→ **Work to be completed**:
Copy all of the material below exactly.

→ **Items from a data source**:
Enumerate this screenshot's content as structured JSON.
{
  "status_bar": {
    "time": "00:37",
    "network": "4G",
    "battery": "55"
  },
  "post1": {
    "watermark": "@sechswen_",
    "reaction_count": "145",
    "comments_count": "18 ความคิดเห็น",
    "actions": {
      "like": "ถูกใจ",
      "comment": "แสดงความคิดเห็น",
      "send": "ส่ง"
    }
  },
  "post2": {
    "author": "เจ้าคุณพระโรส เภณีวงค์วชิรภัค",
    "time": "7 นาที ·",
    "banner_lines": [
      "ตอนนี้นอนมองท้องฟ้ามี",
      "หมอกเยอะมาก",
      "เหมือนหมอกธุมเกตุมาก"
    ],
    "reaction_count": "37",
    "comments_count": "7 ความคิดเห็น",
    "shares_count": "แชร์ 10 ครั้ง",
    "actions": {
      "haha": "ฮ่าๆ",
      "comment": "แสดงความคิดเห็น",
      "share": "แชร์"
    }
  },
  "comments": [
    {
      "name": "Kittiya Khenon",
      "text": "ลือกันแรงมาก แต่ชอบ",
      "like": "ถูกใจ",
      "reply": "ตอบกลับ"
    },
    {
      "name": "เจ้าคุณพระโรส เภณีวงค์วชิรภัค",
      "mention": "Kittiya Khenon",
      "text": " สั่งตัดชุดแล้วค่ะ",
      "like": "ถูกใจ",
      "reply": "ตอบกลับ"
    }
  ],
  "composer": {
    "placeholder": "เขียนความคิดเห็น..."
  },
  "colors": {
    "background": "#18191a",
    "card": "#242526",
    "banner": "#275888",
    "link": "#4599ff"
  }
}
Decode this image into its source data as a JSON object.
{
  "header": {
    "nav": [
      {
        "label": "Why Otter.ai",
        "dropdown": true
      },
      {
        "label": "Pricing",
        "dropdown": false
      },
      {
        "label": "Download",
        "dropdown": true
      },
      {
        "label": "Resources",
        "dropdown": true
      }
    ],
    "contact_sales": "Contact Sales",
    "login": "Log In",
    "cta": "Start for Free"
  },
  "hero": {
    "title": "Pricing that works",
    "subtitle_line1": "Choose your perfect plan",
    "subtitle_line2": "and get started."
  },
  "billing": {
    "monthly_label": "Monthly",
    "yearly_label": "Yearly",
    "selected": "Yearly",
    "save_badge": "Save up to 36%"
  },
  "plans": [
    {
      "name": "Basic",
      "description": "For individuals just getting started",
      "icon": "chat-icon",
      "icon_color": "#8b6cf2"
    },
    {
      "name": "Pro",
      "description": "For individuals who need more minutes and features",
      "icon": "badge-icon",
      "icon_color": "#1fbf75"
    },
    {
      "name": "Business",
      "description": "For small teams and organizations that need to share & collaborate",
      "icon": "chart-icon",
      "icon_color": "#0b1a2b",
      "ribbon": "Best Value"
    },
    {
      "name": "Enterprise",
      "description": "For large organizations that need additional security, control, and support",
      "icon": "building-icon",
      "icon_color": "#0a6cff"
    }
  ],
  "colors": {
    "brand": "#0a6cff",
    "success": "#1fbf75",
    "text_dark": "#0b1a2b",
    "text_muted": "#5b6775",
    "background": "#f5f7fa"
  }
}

→ **Task answer**:
Enumerate this screenshot's content as structured JSON.
{
  "status_bar": {
    "time": "00:37",
    "network": "4G",
    "battery": "55"
  },
  "post1": {
    "watermark": "@sechswen_",
    "reaction_count": "145",
    "comments_count": "18 ความคิดเห็น",
    "actions": {
      "like": "ถูกใจ",
      "comment": "แสดงความคิดเห็น",
      "send": "ส่ง"
    }
  },
  "post2": {
    "author": "เจ้าคุณพระโรส เภณีวงค์วชิรภัค",
    "time": "7 นาที ·",
    "banner_lines": [
      "ตอนนี้นอนมองท้องฟ้ามี",
      "หมอกเยอะมาก",
      "เหมือนหมอกธุมเกตุมาก"
    ],
    "reaction_count": "37",
    "comments_count": "7 ความคิดเห็น",
    "shares_count": "แชร์ 10 ครั้ง",
    "actions": {
      "haha": "ฮ่าๆ",
      "comment": "แสดงความคิดเห็น",
      "share": "แชร์"
    }
  },
  "comments": [
    {
      "name": "Kittiya Khenon",
      "text": "ลือกันแรงมาก แต่ชอบ",
      "like": "ถูกใจ",
      "reply": "ตอบกลับ"
    },
    {
      "name": "เจ้าคุณพระโรส เภณีวงค์วชิรภัค",
      "mention": "Kittiya Khenon",
      "text": " สั่งตัดชุดแล้วค่ะ",
      "like": "ถูกใจ",
      "reply": "ตอบกลับ"
    }
  ],
  "composer": {
    "placeholder": "เขียนความคิดเห็น..."
  },
  "colors": {
    "background": "#18191a",
    "card": "#242526",
    "banner": "#275888",
    "link": "#4599ff"
  }
}
Decode this image into its source data as a JSON object.
{
  "header": {
    "nav": [
      {
        "label": "Why Otter.ai",
        "dropdown": true
      },
      {
        "label": "Pricing",
        "dropdown": false
      },
      {
        "label": "Download",
        "dropdown": true
      },
      {
        "label": "Resources",
        "dropdown": true
      }
    ],
    "contact_sales": "Contact Sales",
    "login": "Log In",
    "cta": "Start for Free"
  },
  "hero": {
    "title": "Pricing that works",
    "subtitle_line1": "Choose your perfect plan",
    "subtitle_line2": "and get started."
  },
  "billing": {
    "monthly_label": "Monthly",
    "yearly_label": "Yearly",
    "selected": "Yearly",
    "save_badge": "Save up to 36%"
  },
  "plans": [
    {
      "name": "Basic",
      "description": "For individuals just getting started",
      "icon": "chat-icon",
      "icon_color": "#8b6cf2"
    },
    {
      "name": "Pro",
      "description": "For individuals who need more minutes and features",
      "icon": "badge-icon",
      "icon_color": "#1fbf75"
    },
    {
      "name": "Business",
      "description": "For small teams and organizations that need to share & collaborate",
      "icon": "chart-icon",
      "icon_color": "#0b1a2b",
      "ribbon": "Best Value"
    },
    {
      "name": "Enterprise",
      "description": "For large organizations that need additional security, control, and support",
      "icon": "building-icon",
      "icon_color": "#0a6cff"
    }
  ],
  "colors": {
    "brand": "#0a6cff",
    "success": "#1fbf75",
    "text_dark": "#0b1a2b",
    "text_muted": "#5b6775",
    "background": "#f5f7fa"
  }
}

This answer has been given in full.